* START Data extract *
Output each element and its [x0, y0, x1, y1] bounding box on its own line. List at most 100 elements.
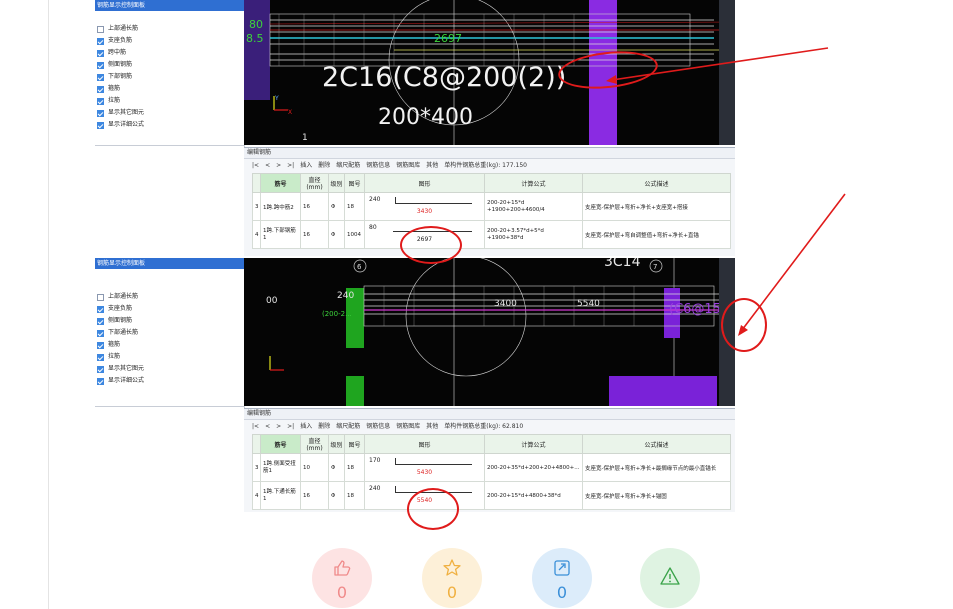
editor-toolbar: |< < > >| 插入 删除 缩尺配筋 钢筋信息 钢筋图库 其他 单构件钢筋总重(kg): 62.… — [244, 420, 735, 434]
toolbar-item[interactable]: 缩尺配筋 — [336, 162, 360, 169]
toolbar-item[interactable]: 钢筋图库 — [396, 162, 420, 169]
panel-checkbox-item[interactable]: 显示其它图元 — [97, 107, 244, 119]
checkbox-icon[interactable] — [97, 317, 104, 325]
table-row[interactable]: 4 1跨.下通长筋1 16 Φ 18 240 5540 200-20+15*d+4… — [252, 481, 731, 510]
panel-checkbox-item[interactable]: 支座负筋 — [97, 303, 244, 315]
panel-checkbox-item[interactable]: 侧面钢筋 — [97, 59, 244, 71]
checkbox-icon[interactable] — [97, 293, 104, 301]
checkbox-icon[interactable] — [97, 37, 104, 45]
cad-drawing-bottom: 240 (200-2... 3400 5540 00 6 7 3C14 (C6@… — [244, 258, 735, 406]
col-header: 图号 — [344, 173, 365, 193]
dim-8: 8.5 — [246, 32, 264, 45]
panel-checkbox-item[interactable]: 拉筋 — [97, 351, 244, 363]
table-row[interactable]: 3 1跨.侧面受扭筋1 10 Φ 18 170 5430 200-20+35*d+… — [252, 453, 731, 482]
panel-checkbox-item[interactable]: 箍筋 — [97, 83, 244, 95]
checkbox-icon[interactable] — [97, 25, 104, 33]
checkbox-icon[interactable] — [97, 305, 104, 313]
checkbox-label: 拉筋 — [108, 97, 121, 104]
checkbox-label: 跨中筋 — [108, 49, 127, 56]
toolbar-item[interactable]: 其他 — [426, 162, 438, 169]
favorite-button[interactable]: 0 — [422, 548, 482, 608]
editor-title: 编辑钢筋 — [244, 148, 735, 159]
checkbox-label: 支座负筋 — [108, 37, 133, 44]
panel-blank-area — [95, 145, 245, 256]
cad-side-toolbar[interactable] — [719, 0, 735, 145]
checkbox-icon[interactable] — [97, 49, 104, 57]
checkbox-label: 侧面钢筋 — [108, 317, 133, 324]
shape-cell[interactable]: 170 5430 — [364, 453, 485, 482]
axis-number: 1 — [302, 133, 308, 143]
panel-checkbox-item[interactable]: 下部钢筋 — [97, 71, 244, 83]
panel-checkbox-list: 上部通长筋 支座负筋侧面钢筋下部通长筋 箍筋 拉筋显示其它图元显示详细公式 — [97, 291, 244, 387]
axis-7: 7 — [653, 263, 657, 271]
checkbox-icon[interactable] — [97, 73, 104, 81]
panel-checkbox-item[interactable]: 箍筋 — [97, 339, 244, 351]
checkbox-icon[interactable] — [97, 365, 104, 373]
col-header: 直径(mm) — [300, 173, 329, 193]
toolbar-item[interactable]: >| — [287, 423, 294, 430]
shape-cell[interactable]: 240 3430 — [364, 192, 485, 221]
col-header: 图形 — [364, 434, 485, 454]
rebar-table: 筋号 直径(mm) 级别 图号 图形 计算公式 公式描述 3 1跨.跨中筋2 1… — [252, 173, 731, 249]
checkbox-label: 显示详细公式 — [108, 121, 145, 128]
panel-checkbox-item[interactable]: 跨中筋 — [97, 47, 244, 59]
toolbar-item[interactable]: < — [265, 162, 270, 169]
checkbox-label: 箍筋 — [108, 85, 121, 92]
table-row[interactable]: 4 1跨.下部钢筋1 16 Φ 1004 80 2697 200-20+3.57*… — [252, 220, 731, 249]
toolbar-item: 单构件钢筋总重(kg): 62.810 — [444, 423, 524, 430]
toolbar-item[interactable]: 删除 — [318, 423, 330, 430]
checkbox-icon[interactable] — [97, 329, 104, 337]
panel-checkbox-item[interactable]: 上部通长筋 — [97, 23, 244, 35]
checkbox-icon[interactable] — [97, 109, 104, 117]
checkbox-icon[interactable] — [97, 121, 104, 129]
table-row[interactable]: 3 1跨.跨中筋2 16 Φ 18 240 3430 200-20+15*d +1… — [252, 192, 731, 221]
toolbar-item[interactable]: |< — [252, 423, 259, 430]
toolbar-item[interactable]: >| — [287, 162, 294, 169]
toolbar-item[interactable]: 钢筋信息 — [366, 162, 390, 169]
col-header: 公式描述 — [582, 434, 731, 454]
cad-viewport-top[interactable]: 80 8.5 2697 2C16(C8@200(2)) 200*400 1 Y … — [244, 0, 735, 145]
checkbox-icon[interactable] — [97, 353, 104, 361]
beam-label-size: 200*400 — [378, 105, 473, 130]
panel-checkbox-item[interactable]: 上部通长筋 — [97, 291, 244, 303]
toolbar-item[interactable]: 其他 — [426, 423, 438, 430]
panel-checkbox-item[interactable]: 显示详细公式 — [97, 119, 244, 131]
toolbar-item[interactable]: < — [265, 423, 270, 430]
panel-checkbox-item[interactable]: 支座负筋 — [97, 35, 244, 47]
toolbar-item[interactable]: 缩尺配筋 — [336, 423, 360, 430]
toolbar-item[interactable]: 插入 — [300, 423, 312, 430]
toolbar-item[interactable]: > — [276, 423, 281, 430]
cad-viewport-bottom[interactable]: 240 (200-2... 3400 5540 00 6 7 3C14 (C6@… — [244, 258, 735, 406]
toolbar-item[interactable]: > — [276, 162, 281, 169]
share-button[interactable]: 0 — [532, 548, 592, 608]
annotation-oval — [407, 488, 459, 530]
toolbar-item[interactable]: 插入 — [300, 162, 312, 169]
like-button[interactable]: 0 — [312, 548, 372, 608]
panel-checkbox-item[interactable]: 拉筋 — [97, 95, 244, 107]
svg-text:Y: Y — [274, 95, 279, 102]
checkbox-icon[interactable] — [97, 61, 104, 69]
checkbox-label: 显示其它图元 — [108, 365, 145, 372]
reaction-bar: 0 0 0 — [0, 548, 953, 609]
screenshot-top: 钢筋显示控制面板 上部通长筋 支座负筋 跨中筋 侧面钢筋 下部钢筋 箍筋 拉筋 显示其它图元显… — [95, 0, 735, 256]
toolbar-item[interactable]: 删除 — [318, 162, 330, 169]
panel-title: 钢筋显示控制面板 — [95, 258, 244, 269]
cad-drawing-top: 80 8.5 2697 2C16(C8@200(2)) 200*400 1 Y … — [244, 0, 735, 145]
toolbar-item[interactable]: |< — [252, 162, 259, 169]
editor-title: 编辑钢筋 — [244, 409, 735, 420]
report-button[interactable] — [640, 548, 700, 608]
toolbar-item[interactable]: 钢筋图库 — [396, 423, 420, 430]
checkbox-icon[interactable] — [97, 377, 104, 385]
panel-checkbox-item[interactable]: 下部通长筋 — [97, 327, 244, 339]
toolbar-item[interactable]: 钢筋信息 — [366, 423, 390, 430]
panel-checkbox-item[interactable]: 显示其它图元 — [97, 363, 244, 375]
col-header: 筋号 — [260, 173, 301, 193]
checkbox-icon[interactable] — [97, 85, 104, 93]
checkbox-icon[interactable] — [97, 341, 104, 349]
dim-5540: 5540 — [577, 299, 600, 309]
panel-checkbox-item[interactable]: 侧面钢筋 — [97, 315, 244, 327]
col-header: 计算公式 — [484, 173, 583, 193]
checkbox-icon[interactable] — [97, 97, 104, 105]
panel-checkbox-item[interactable]: 显示详细公式 — [97, 375, 244, 387]
share-count: 0 — [556, 583, 568, 602]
* END Data extract *
## Required work
Write out all the items above again, replacing every "panel-checkbox-item" with "panel-option" and leaving everything else unchanged. Leave the pictures out of your answer.

## Task response
Output each element and its [x0, y0, x1, y1] bounding box on its own line. List at most 100 elements.
editor-toolbar: |< < > >| 插入 删除 缩尺配筋 钢筋信息 钢筋图库 其他 单构件钢筋总重(kg): 62.… — [244, 420, 735, 434]
toolbar-item[interactable]: 缩尺配筋 — [336, 162, 360, 169]
toolbar-item[interactable]: 钢筋图库 — [396, 162, 420, 169]
panel-option[interactable]: 显示其它图元 — [97, 107, 244, 119]
checkbox-icon[interactable] — [97, 317, 104, 325]
table-row[interactable]: 4 1跨.下通长筋1 16 Φ 18 240 5540 200-20+15*d+4… — [252, 481, 731, 510]
panel-option[interactable]: 支座负筋 — [97, 303, 244, 315]
panel-option[interactable]: 侧面钢筋 — [97, 59, 244, 71]
checkbox-icon[interactable] — [97, 293, 104, 301]
checkbox-icon[interactable] — [97, 37, 104, 45]
cad-drawing-bottom: 240 (200-2... 3400 5540 00 6 7 3C14 (C6@… — [244, 258, 735, 406]
col-header: 图号 — [344, 173, 365, 193]
dim-8: 8.5 — [246, 32, 264, 45]
panel-option[interactable]: 拉筋 — [97, 351, 244, 363]
table-row[interactable]: 3 1跨.侧面受扭筋1 10 Φ 18 170 5430 200-20+35*d+… — [252, 453, 731, 482]
panel-option[interactable]: 箍筋 — [97, 83, 244, 95]
checkbox-icon[interactable] — [97, 25, 104, 33]
checkbox-icon[interactable] — [97, 305, 104, 313]
checkbox-label: 拉筋 — [108, 97, 121, 104]
checkbox-label: 跨中筋 — [108, 49, 127, 56]
toolbar-item[interactable]: 其他 — [426, 162, 438, 169]
favorite-button[interactable]: 0 — [422, 548, 482, 608]
editor-title: 编辑钢筋 — [244, 148, 735, 159]
checkbox-label: 支座负筋 — [108, 37, 133, 44]
panel-blank-area — [95, 145, 245, 256]
cad-side-toolbar[interactable] — [719, 0, 735, 145]
checkbox-icon[interactable] — [97, 49, 104, 57]
checkbox-label: 侧面钢筋 — [108, 317, 133, 324]
shape-cell[interactable]: 170 5430 — [364, 453, 485, 482]
axis-number: 1 — [302, 133, 308, 143]
panel-option[interactable]: 下部钢筋 — [97, 71, 244, 83]
panel-checkbox-list: 上部通长筋 支座负筋侧面钢筋下部通长筋 箍筋 拉筋显示其它图元显示详细公式 — [97, 291, 244, 387]
axis-7: 7 — [653, 263, 657, 271]
checkbox-icon[interactable] — [97, 73, 104, 81]
panel-option[interactable]: 箍筋 — [97, 339, 244, 351]
checkbox-icon[interactable] — [97, 365, 104, 373]
col-header: 直径(mm) — [300, 173, 329, 193]
toolbar-item[interactable]: >| — [287, 423, 294, 430]
shape-cell[interactable]: 240 3430 — [364, 192, 485, 221]
col-header: 图形 — [364, 434, 485, 454]
rebar-table: 筋号 直径(mm) 级别 图号 图形 计算公式 公式描述 3 1跨.跨中筋2 1… — [252, 173, 731, 249]
checkbox-label: 显示详细公式 — [108, 121, 145, 128]
panel-option[interactable]: 跨中筋 — [97, 47, 244, 59]
toolbar-item[interactable]: < — [265, 162, 270, 169]
checkbox-label: 箍筋 — [108, 85, 121, 92]
table-row[interactable]: 4 1跨.下部钢筋1 16 Φ 1004 80 2697 200-20+3.57*… — [252, 220, 731, 249]
toolbar-item: 单构件钢筋总重(kg): 62.810 — [444, 423, 524, 430]
toolbar-item[interactable]: 删除 — [318, 423, 330, 430]
checkbox-icon[interactable] — [97, 329, 104, 337]
panel-option[interactable]: 上部通长筋 — [97, 23, 244, 35]
checkbox-icon[interactable] — [97, 109, 104, 117]
checkbox-icon[interactable] — [97, 121, 104, 129]
table-row[interactable]: 3 1跨.跨中筋2 16 Φ 18 240 3430 200-20+15*d +1… — [252, 192, 731, 221]
toolbar-item[interactable]: |< — [252, 423, 259, 430]
toolbar-item[interactable]: >| — [287, 162, 294, 169]
toolbar-item[interactable]: 钢筋信息 — [366, 162, 390, 169]
col-header: 公式描述 — [582, 434, 731, 454]
cad-viewport-top[interactable]: 80 8.5 2697 2C16(C8@200(2)) 200*400 1 Y … — [244, 0, 735, 145]
checkbox-icon[interactable] — [97, 353, 104, 361]
beam-label-size: 200*400 — [378, 105, 473, 130]
panel-option[interactable]: 上部通长筋 — [97, 291, 244, 303]
toolbar-item[interactable]: 其他 — [426, 423, 438, 430]
panel-option[interactable]: 显示详细公式 — [97, 119, 244, 131]
toolbar-item[interactable]: < — [265, 423, 270, 430]
panel-option[interactable]: 支座负筋 — [97, 35, 244, 47]
toolbar-item[interactable]: 缩尺配筋 — [336, 423, 360, 430]
toolbar-item[interactable]: 插入 — [300, 423, 312, 430]
toolbar-item[interactable]: > — [276, 423, 281, 430]
cad-viewport-bottom[interactable]: 240 (200-2... 3400 5540 00 6 7 3C14 (C6@… — [244, 258, 735, 406]
toolbar-item[interactable]: > — [276, 162, 281, 169]
share-button[interactable]: 0 — [532, 548, 592, 608]
annotation-oval — [407, 488, 459, 530]
toolbar-item[interactable]: 插入 — [300, 162, 312, 169]
like-button[interactable]: 0 — [312, 548, 372, 608]
panel-option[interactable]: 拉筋 — [97, 95, 244, 107]
svg-text:Y: Y — [274, 95, 279, 102]
checkbox-icon[interactable] — [97, 61, 104, 69]
checkbox-label: 显示其它图元 — [108, 365, 145, 372]
reaction-bar: 0 0 0 — [0, 548, 953, 609]
screenshot-top: 钢筋显示控制面板 上部通长筋 支座负筋 跨中筋 侧面钢筋 下部钢筋 箍筋 拉筋 显示其它图元显… — [95, 0, 735, 256]
toolbar-item[interactable]: 删除 — [318, 162, 330, 169]
panel-title: 钢筋显示控制面板 — [95, 258, 244, 269]
cad-drawing-top: 80 8.5 2697 2C16(C8@200(2)) 200*400 1 Y … — [244, 0, 735, 145]
toolbar-item[interactable]: |< — [252, 162, 259, 169]
editor-title: 编辑钢筋 — [244, 409, 735, 420]
report-button[interactable] — [640, 548, 700, 608]
toolbar-item[interactable]: 钢筋图库 — [396, 423, 420, 430]
checkbox-icon[interactable] — [97, 377, 104, 385]
panel-option[interactable]: 下部通长筋 — [97, 327, 244, 339]
toolbar-item[interactable]: 钢筋信息 — [366, 423, 390, 430]
panel-option[interactable]: 显示其它图元 — [97, 363, 244, 375]
col-header: 筋号 — [260, 173, 301, 193]
checkbox-icon[interactable] — [97, 85, 104, 93]
checkbox-icon[interactable] — [97, 341, 104, 349]
dim-5540: 5540 — [577, 299, 600, 309]
panel-option[interactable]: 侧面钢筋 — [97, 315, 244, 327]
col-header: 计算公式 — [484, 173, 583, 193]
checkbox-icon[interactable] — [97, 97, 104, 105]
panel-option[interactable]: 显示详细公式 — [97, 375, 244, 387]
share-count: 0 — [556, 583, 568, 602]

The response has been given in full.